Saved entries
#####
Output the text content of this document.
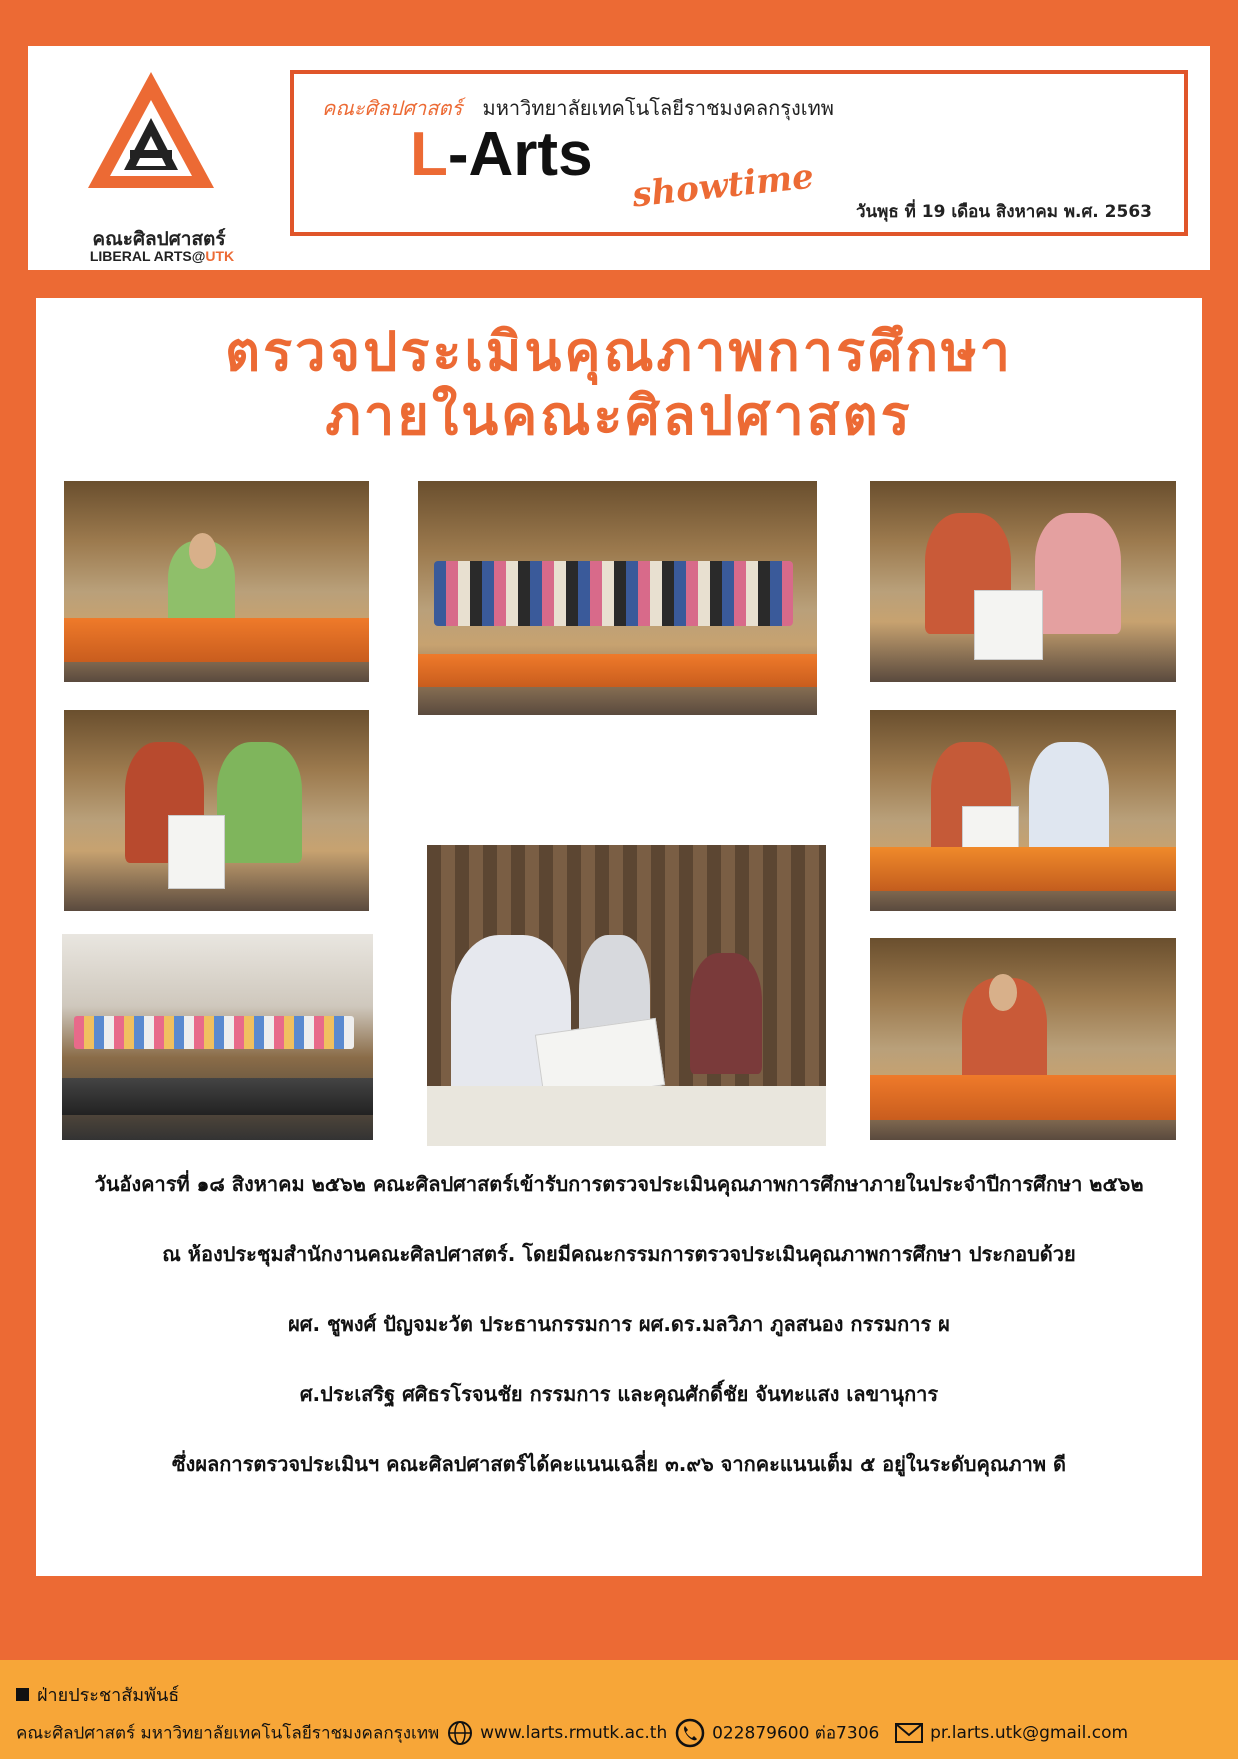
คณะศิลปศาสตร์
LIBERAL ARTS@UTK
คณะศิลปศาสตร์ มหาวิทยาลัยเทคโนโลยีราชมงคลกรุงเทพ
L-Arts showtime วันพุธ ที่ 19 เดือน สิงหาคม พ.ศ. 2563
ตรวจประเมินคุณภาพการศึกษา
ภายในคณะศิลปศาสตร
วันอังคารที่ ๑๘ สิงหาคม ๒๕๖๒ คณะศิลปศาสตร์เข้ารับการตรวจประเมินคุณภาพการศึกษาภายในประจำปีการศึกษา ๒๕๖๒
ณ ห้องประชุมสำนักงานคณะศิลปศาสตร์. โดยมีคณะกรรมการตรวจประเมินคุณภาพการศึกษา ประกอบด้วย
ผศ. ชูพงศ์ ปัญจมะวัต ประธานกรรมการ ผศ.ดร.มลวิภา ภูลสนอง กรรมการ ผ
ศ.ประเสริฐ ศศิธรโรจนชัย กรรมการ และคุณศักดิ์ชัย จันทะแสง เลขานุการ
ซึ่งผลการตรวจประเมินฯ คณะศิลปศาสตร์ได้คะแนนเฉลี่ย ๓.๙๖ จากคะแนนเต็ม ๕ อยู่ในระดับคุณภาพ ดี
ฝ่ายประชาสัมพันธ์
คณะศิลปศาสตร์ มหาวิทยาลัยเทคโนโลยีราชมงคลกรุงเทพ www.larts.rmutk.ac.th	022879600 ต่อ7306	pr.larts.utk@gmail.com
#####
Prompt — Select and copy every line from the records that includes the word "งหาคม".

Output for this task —
L-Arts showtime วันพุธ ที่ 19 เดือน สิงหาคม พ.ศ. 2563
วันอังคารที่ ๑๘ สิงหาคม ๒๕๖๒ คณะศิลปศาสตร์เข้ารับการตรวจประเมินคุณภาพการศึกษาภายในประจำปีการศึกษา ๒๕๖๒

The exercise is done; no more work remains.